Data records:
......

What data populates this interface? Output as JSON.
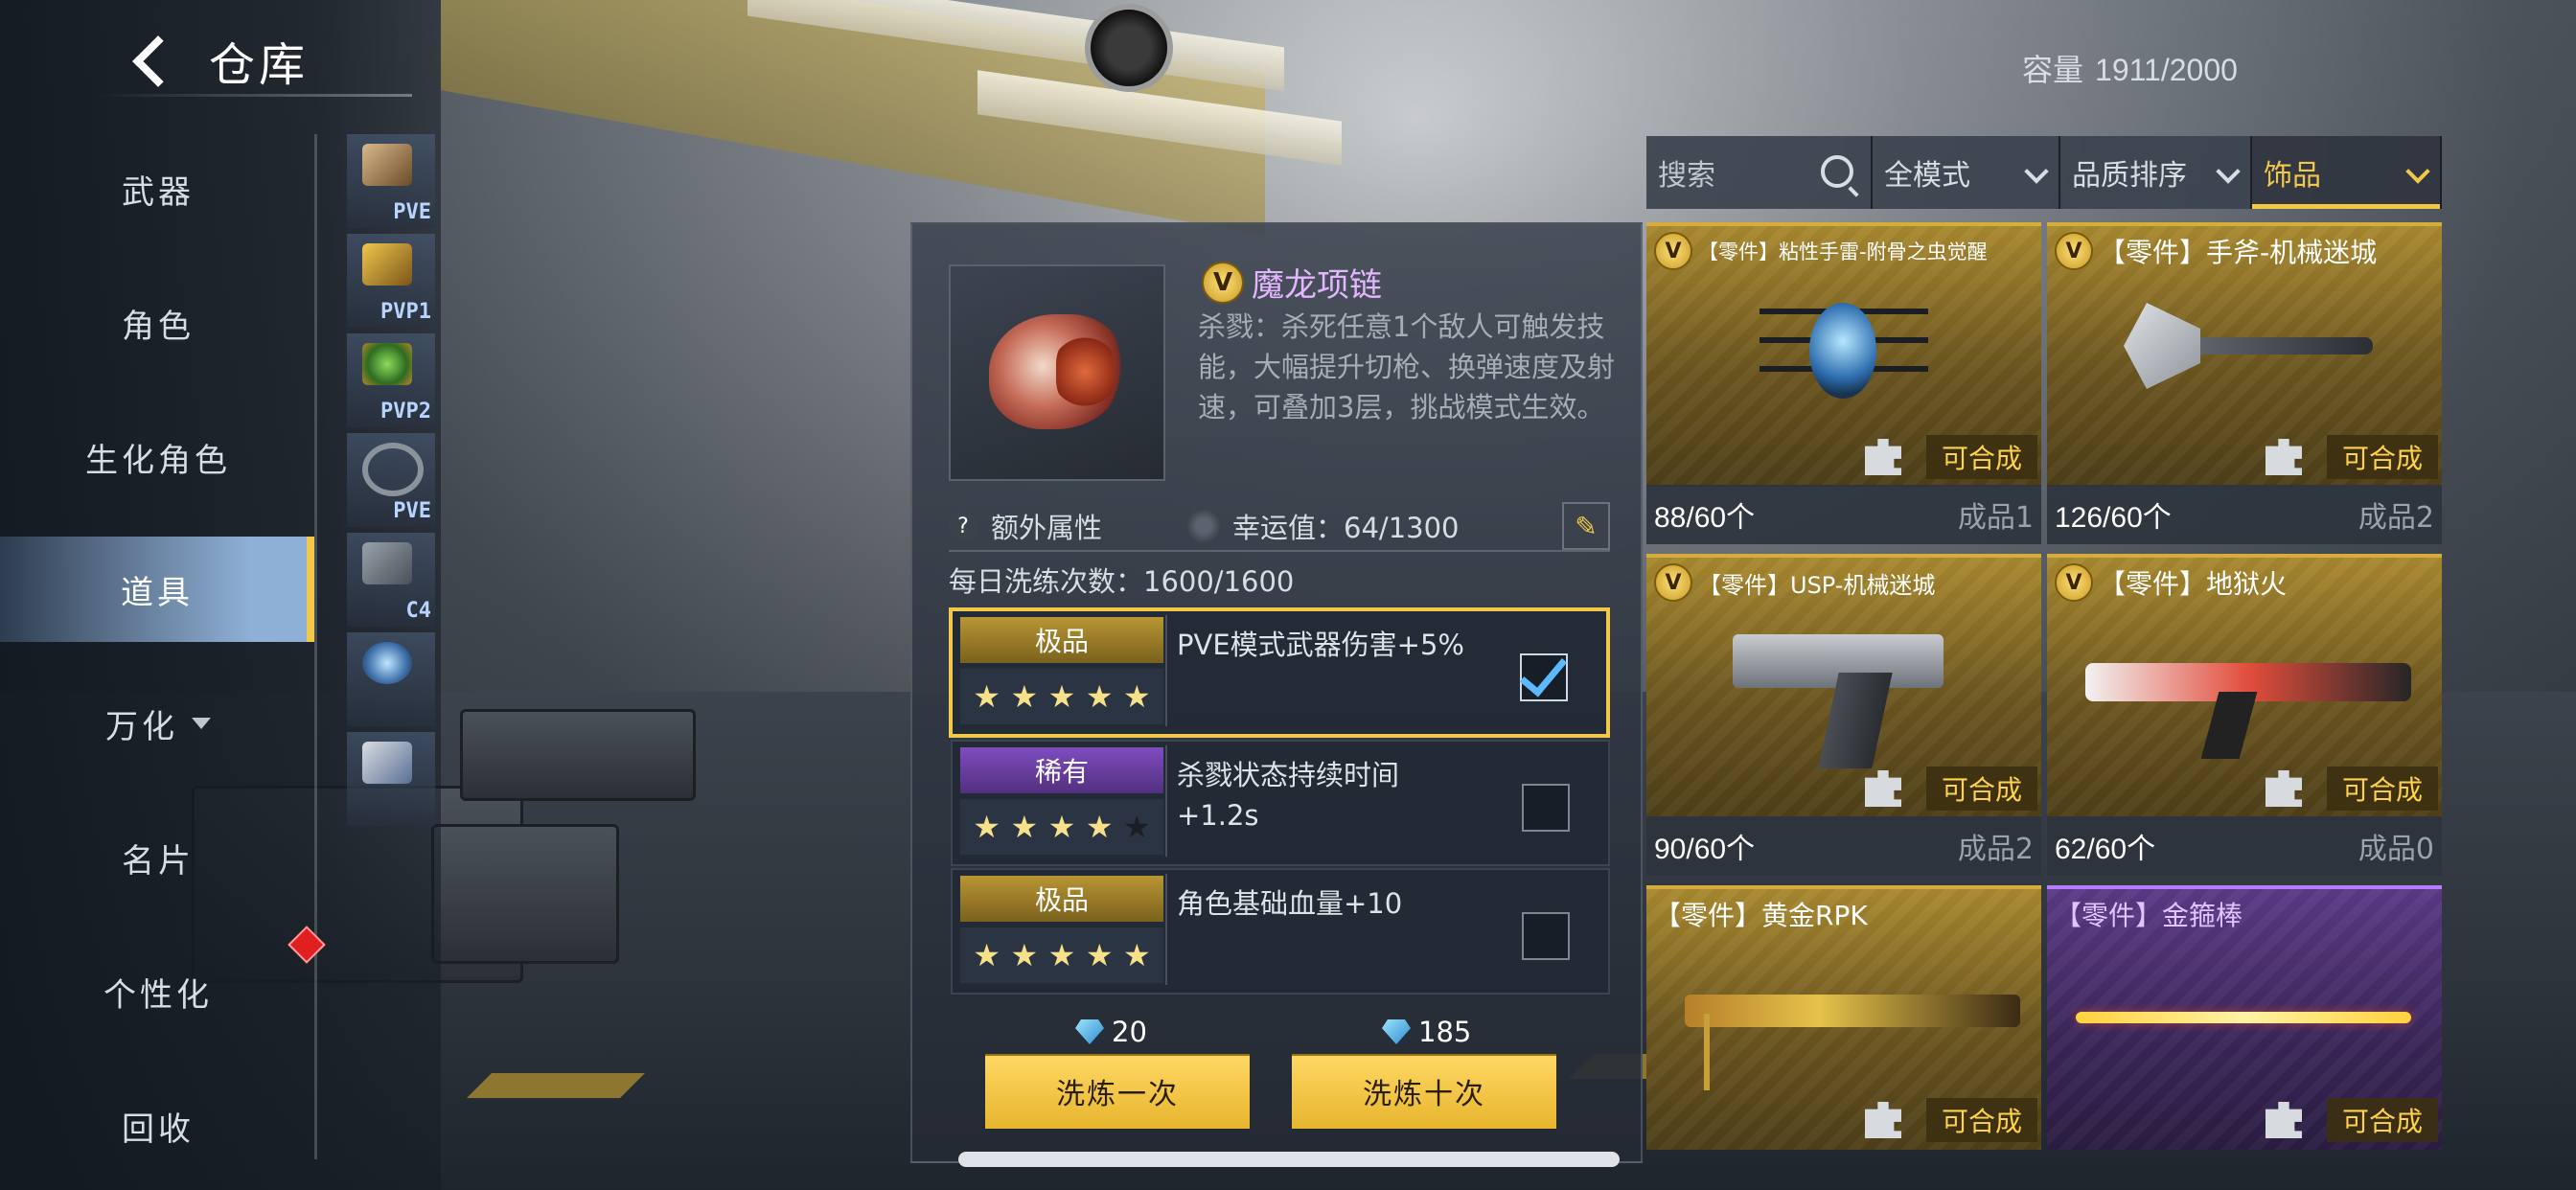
{
  "header": {
    "title": "仓库"
  },
  "capacity": {
    "label": "容量",
    "value": "1911/2000"
  },
  "nav": {
    "items": [
      {
        "label": "武器"
      },
      {
        "label": "角色"
      },
      {
        "label": "生化角色"
      },
      {
        "label": "道具",
        "active": true
      },
      {
        "label": "万化"
      },
      {
        "label": "名片"
      },
      {
        "label": "个性化"
      },
      {
        "label": "回收"
      }
    ]
  },
  "subcategories": [
    {
      "tag": "PVE"
    },
    {
      "tag": "PVP1"
    },
    {
      "tag": "PVP2"
    },
    {
      "tag": "PVE"
    },
    {
      "tag": "C4"
    },
    {
      "tag": ""
    },
    {
      "tag": ""
    }
  ],
  "detail": {
    "badge": "V",
    "name": "魔龙项链",
    "description": "杀戮：杀死任意1个敌人可触发技能，大幅提升切枪、换弹速度及射速，可叠加3层，挑战模式生效。",
    "extra_attr_label": "额外属性",
    "luck_label": "幸运值：64/1300",
    "daily_label": "每日洗练次数：1600/1600",
    "rolls": [
      {
        "rarity": "极品",
        "rarity_color": "#b99634",
        "stars": 5,
        "text": "PVE模式武器伤害+5%",
        "checked": true
      },
      {
        "rarity": "稀有",
        "rarity_color": "#7e4cc0",
        "stars": 4,
        "text": "杀戮状态持续时间+1.2s",
        "checked": false
      },
      {
        "rarity": "极品",
        "rarity_color": "#b99634",
        "stars": 5,
        "text": "角色基础血量+10",
        "checked": false
      }
    ],
    "cost_once": "20",
    "cost_ten": "185",
    "btn_once": "洗炼一次",
    "btn_ten": "洗炼十次"
  },
  "filters": {
    "search_placeholder": "搜索",
    "mode": "全模式",
    "sort": "品质排序",
    "category": "饰品"
  },
  "inventory": [
    {
      "title": "【零件】粘性手雷-附骨之虫觉醒",
      "badge": "V",
      "quality": "gold",
      "craft_label": "可合成",
      "count": "88/60个",
      "product": "成品1"
    },
    {
      "title": "【零件】手斧-机械迷城",
      "badge": "V",
      "quality": "gold",
      "craft_label": "可合成",
      "count": "126/60个",
      "product": "成品2"
    },
    {
      "title": "【零件】USP-机械迷城",
      "badge": "V",
      "quality": "gold",
      "craft_label": "可合成",
      "count": "90/60个",
      "product": "成品2"
    },
    {
      "title": "【零件】地狱火",
      "badge": "V",
      "quality": "gold",
      "craft_label": "可合成",
      "count": "62/60个",
      "product": "成品0"
    },
    {
      "title": "【零件】黄金RPK",
      "badge": "",
      "quality": "gold",
      "craft_label": "可合成"
    },
    {
      "title": "【零件】金箍棒",
      "badge": "",
      "quality": "purple",
      "craft_label": "可合成"
    }
  ],
  "colors": {
    "accent": "#f1c84a",
    "gold": "#b99634",
    "purple": "#7e4cc0"
  }
}
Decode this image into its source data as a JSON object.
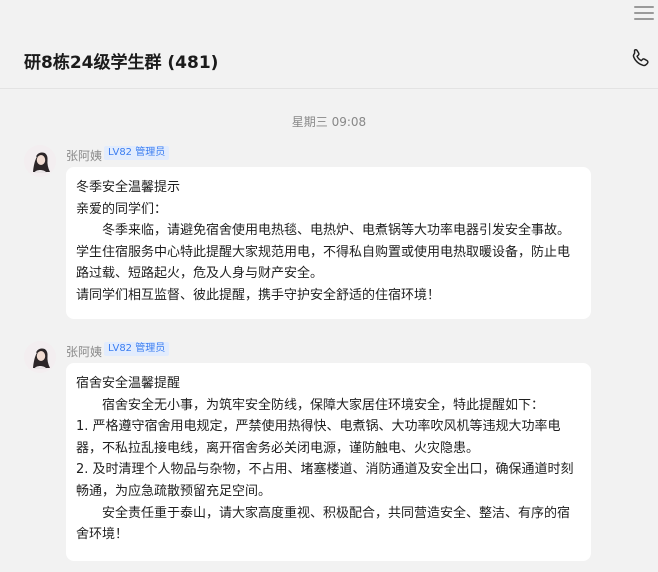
{
  "header": {
    "title": "研8栋24级学生群 (481)"
  },
  "chat": {
    "timestamp": "星期三 09:08",
    "messages": [
      {
        "sender": "张阿姨",
        "badge": "LV82 管理员",
        "lines": [
          "冬季安全温馨提示",
          "亲爱的同学们：",
          "冬季来临，请避免宿舍使用电热毯、电热炉、电煮锅等大功率电器引发安全事故。学生住宿服务中心特此提醒大家规范用电，不得私自购置或使用电热取暖设备，防止电路过载、短路起火，危及人身与财产安全。",
          "请同学们相互监督、彼此提醒，携手守护安全舒适的住宿环境！"
        ]
      },
      {
        "sender": "张阿姨",
        "badge": "LV82 管理员",
        "lines": [
          "宿舍安全温馨提醒",
          "宿舍安全无小事，为筑牢安全防线，保障大家居住环境安全，特此提醒如下：",
          "1. 严格遵守宿舍用电规定，严禁使用热得快、电煮锅、大功率吹风机等违规大功率电器，不私拉乱接电线，离开宿舍务必关闭电源，谨防触电、火灾隐患。",
          "2. 及时清理个人物品与杂物，不占用、堵塞楼道、消防通道及安全出口，确保通道时刻畅通，为应急疏散预留充足空间。",
          "安全责任重于泰山，请大家高度重视、积极配合，共同营造安全、整洁、有序的宿舍环境！"
        ]
      }
    ]
  }
}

......

▶ **Directive**:
Return every line above that contains the word "product".

▶ **Task solution**:
      "product": "成品1"
      "product": "成品2"
      "product": "成品2"
      "product": "成品0"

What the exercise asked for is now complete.